◆ **Your instructions**:
Nothing in the records may be left out or altered; reproduce them all exactly.

◆ **Stored records**:
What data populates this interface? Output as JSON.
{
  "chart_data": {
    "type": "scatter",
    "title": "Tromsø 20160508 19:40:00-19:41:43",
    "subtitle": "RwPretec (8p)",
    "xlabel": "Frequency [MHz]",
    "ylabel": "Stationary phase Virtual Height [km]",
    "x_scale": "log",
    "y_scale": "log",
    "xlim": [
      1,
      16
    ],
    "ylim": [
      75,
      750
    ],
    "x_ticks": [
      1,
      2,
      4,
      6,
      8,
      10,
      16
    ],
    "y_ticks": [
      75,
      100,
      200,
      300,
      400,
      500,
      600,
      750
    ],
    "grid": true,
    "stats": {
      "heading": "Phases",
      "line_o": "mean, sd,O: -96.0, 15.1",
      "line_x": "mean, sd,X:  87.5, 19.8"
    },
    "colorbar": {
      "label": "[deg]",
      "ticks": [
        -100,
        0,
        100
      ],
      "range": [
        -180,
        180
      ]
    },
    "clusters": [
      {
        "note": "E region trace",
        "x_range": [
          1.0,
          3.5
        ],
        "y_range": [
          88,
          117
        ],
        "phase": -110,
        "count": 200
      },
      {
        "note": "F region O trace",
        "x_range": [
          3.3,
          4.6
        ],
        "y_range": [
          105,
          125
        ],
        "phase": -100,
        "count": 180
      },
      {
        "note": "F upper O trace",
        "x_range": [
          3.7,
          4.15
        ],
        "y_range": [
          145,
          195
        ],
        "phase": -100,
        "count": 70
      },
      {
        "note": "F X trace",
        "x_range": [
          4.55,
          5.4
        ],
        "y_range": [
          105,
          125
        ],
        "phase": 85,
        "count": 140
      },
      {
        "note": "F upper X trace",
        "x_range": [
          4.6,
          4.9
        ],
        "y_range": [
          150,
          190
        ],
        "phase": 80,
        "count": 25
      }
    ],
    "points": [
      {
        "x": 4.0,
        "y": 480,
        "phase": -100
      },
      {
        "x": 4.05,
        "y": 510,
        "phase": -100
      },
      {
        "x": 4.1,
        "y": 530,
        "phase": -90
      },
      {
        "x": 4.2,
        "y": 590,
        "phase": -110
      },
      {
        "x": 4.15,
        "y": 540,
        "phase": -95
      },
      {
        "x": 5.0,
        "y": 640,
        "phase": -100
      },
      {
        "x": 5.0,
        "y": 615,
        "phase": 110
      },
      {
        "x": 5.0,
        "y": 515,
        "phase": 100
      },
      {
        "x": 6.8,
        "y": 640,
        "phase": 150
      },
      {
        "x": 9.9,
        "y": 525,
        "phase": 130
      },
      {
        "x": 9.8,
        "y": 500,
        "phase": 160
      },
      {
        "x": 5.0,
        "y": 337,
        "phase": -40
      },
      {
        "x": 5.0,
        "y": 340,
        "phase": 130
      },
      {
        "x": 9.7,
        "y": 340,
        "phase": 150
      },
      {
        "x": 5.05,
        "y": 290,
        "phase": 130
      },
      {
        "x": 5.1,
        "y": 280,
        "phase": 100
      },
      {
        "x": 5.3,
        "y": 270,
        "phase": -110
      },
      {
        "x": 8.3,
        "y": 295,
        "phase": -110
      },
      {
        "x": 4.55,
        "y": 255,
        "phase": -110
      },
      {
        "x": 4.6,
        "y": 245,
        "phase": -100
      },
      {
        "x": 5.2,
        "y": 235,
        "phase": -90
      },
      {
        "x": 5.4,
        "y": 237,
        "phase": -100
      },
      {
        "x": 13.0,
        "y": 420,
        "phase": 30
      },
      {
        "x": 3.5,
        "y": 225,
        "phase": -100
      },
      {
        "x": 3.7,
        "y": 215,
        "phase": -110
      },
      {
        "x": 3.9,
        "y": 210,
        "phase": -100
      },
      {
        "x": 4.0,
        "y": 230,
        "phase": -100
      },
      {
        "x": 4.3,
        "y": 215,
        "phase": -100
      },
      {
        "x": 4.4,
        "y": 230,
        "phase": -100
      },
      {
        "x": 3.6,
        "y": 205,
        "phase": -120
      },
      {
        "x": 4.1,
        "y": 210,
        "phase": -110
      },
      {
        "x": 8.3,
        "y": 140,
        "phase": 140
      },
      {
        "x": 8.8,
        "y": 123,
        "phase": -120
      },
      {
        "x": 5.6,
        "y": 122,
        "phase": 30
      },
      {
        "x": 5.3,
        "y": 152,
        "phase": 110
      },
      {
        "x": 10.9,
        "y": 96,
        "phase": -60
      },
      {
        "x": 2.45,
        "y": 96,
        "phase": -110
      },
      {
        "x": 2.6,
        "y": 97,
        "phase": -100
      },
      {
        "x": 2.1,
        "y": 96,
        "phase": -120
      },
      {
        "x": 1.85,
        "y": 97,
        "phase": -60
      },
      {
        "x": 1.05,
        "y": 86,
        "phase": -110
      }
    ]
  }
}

◆ **Response to the task**:
What data populates this interface? Output as JSON.
{
  "chart_data": {
    "type": "scatter",
    "title": "Tromsø 20160508 19:40:00-19:41:43",
    "subtitle": "RwPretec (8p)",
    "xlabel": "Frequency [MHz]",
    "ylabel": "Stationary phase Virtual Height [km]",
    "x_scale": "log",
    "y_scale": "log",
    "xlim": [
      1,
      16
    ],
    "ylim": [
      75,
      750
    ],
    "x_ticks": [
      1,
      2,
      4,
      6,
      8,
      10,
      16
    ],
    "y_ticks": [
      75,
      100,
      200,
      300,
      400,
      500,
      600,
      750
    ],
    "grid": true,
    "stats": {
      "heading": "Phases",
      "line_o": "mean, sd,O: -96.0, 15.1",
      "line_x": "mean, sd,X:  87.5, 19.8"
    },
    "colorbar": {
      "label": "[deg]",
      "ticks": [
        -100,
        0,
        100
      ],
      "range": [
        -180,
        180
      ]
    },
    "clusters": [
      {
        "note": "E region trace",
        "x_range": [
          1.0,
          3.5
        ],
        "y_range": [
          88,
          117
        ],
        "phase": -110,
        "count": 200
      },
      {
        "note": "F region O trace",
        "x_range": [
          3.3,
          4.6
        ],
        "y_range": [
          105,
          125
        ],
        "phase": -100,
        "count": 180
      },
      {
        "note": "F upper O trace",
        "x_range": [
          3.7,
          4.15
        ],
        "y_range": [
          145,
          195
        ],
        "phase": -100,
        "count": 70
      },
      {
        "note": "F X trace",
        "x_range": [
          4.55,
          5.4
        ],
        "y_range": [
          105,
          125
        ],
        "phase": 85,
        "count": 140
      },
      {
        "note": "F upper X trace",
        "x_range": [
          4.6,
          4.9
        ],
        "y_range": [
          150,
          190
        ],
        "phase": 80,
        "count": 25
      }
    ],
    "points": [
      {
        "x": 4.0,
        "y": 480,
        "phase": -100
      },
      {
        "x": 4.05,
        "y": 510,
        "phase": -100
      },
      {
        "x": 4.1,
        "y": 530,
        "phase": -90
      },
      {
        "x": 4.2,
        "y": 590,
        "phase": -110
      },
      {
        "x": 4.15,
        "y": 540,
        "phase": -95
      },
      {
        "x": 5.0,
        "y": 640,
        "phase": -100
      },
      {
        "x": 5.0,
        "y": 615,
        "phase": 110
      },
      {
        "x": 5.0,
        "y": 515,
        "phase": 100
      },
      {
        "x": 6.8,
        "y": 640,
        "phase": 150
      },
      {
        "x": 9.9,
        "y": 525,
        "phase": 130
      },
      {
        "x": 9.8,
        "y": 500,
        "phase": 160
      },
      {
        "x": 5.0,
        "y": 337,
        "phase": -40
      },
      {
        "x": 5.0,
        "y": 340,
        "phase": 130
      },
      {
        "x": 9.7,
        "y": 340,
        "phase": 150
      },
      {
        "x": 5.05,
        "y": 290,
        "phase": 130
      },
      {
        "x": 5.1,
        "y": 280,
        "phase": 100
      },
      {
        "x": 5.3,
        "y": 270,
        "phase": -110
      },
      {
        "x": 8.3,
        "y": 295,
        "phase": -110
      },
      {
        "x": 4.55,
        "y": 255,
        "phase": -110
      },
      {
        "x": 4.6,
        "y": 245,
        "phase": -100
      },
      {
        "x": 5.2,
        "y": 235,
        "phase": -90
      },
      {
        "x": 5.4,
        "y": 237,
        "phase": -100
      },
      {
        "x": 13.0,
        "y": 420,
        "phase": 30
      },
      {
        "x": 3.5,
        "y": 225,
        "phase": -100
      },
      {
        "x": 3.7,
        "y": 215,
        "phase": -110
      },
      {
        "x": 3.9,
        "y": 210,
        "phase": -100
      },
      {
        "x": 4.0,
        "y": 230,
        "phase": -100
      },
      {
        "x": 4.3,
        "y": 215,
        "phase": -100
      },
      {
        "x": 4.4,
        "y": 230,
        "phase": -100
      },
      {
        "x": 3.6,
        "y": 205,
        "phase": -120
      },
      {
        "x": 4.1,
        "y": 210,
        "phase": -110
      },
      {
        "x": 8.3,
        "y": 140,
        "phase": 140
      },
      {
        "x": 8.8,
        "y": 123,
        "phase": -120
      },
      {
        "x": 5.6,
        "y": 122,
        "phase": 30
      },
      {
        "x": 5.3,
        "y": 152,
        "phase": 110
      },
      {
        "x": 10.9,
        "y": 96,
        "phase": -60
      },
      {
        "x": 2.45,
        "y": 96,
        "phase": -110
      },
      {
        "x": 2.6,
        "y": 97,
        "phase": -100
      },
      {
        "x": 2.1,
        "y": 96,
        "phase": -120
      },
      {
        "x": 1.85,
        "y": 97,
        "phase": -60
      },
      {
        "x": 1.05,
        "y": 86,
        "phase": -110
      }
    ]
  }
}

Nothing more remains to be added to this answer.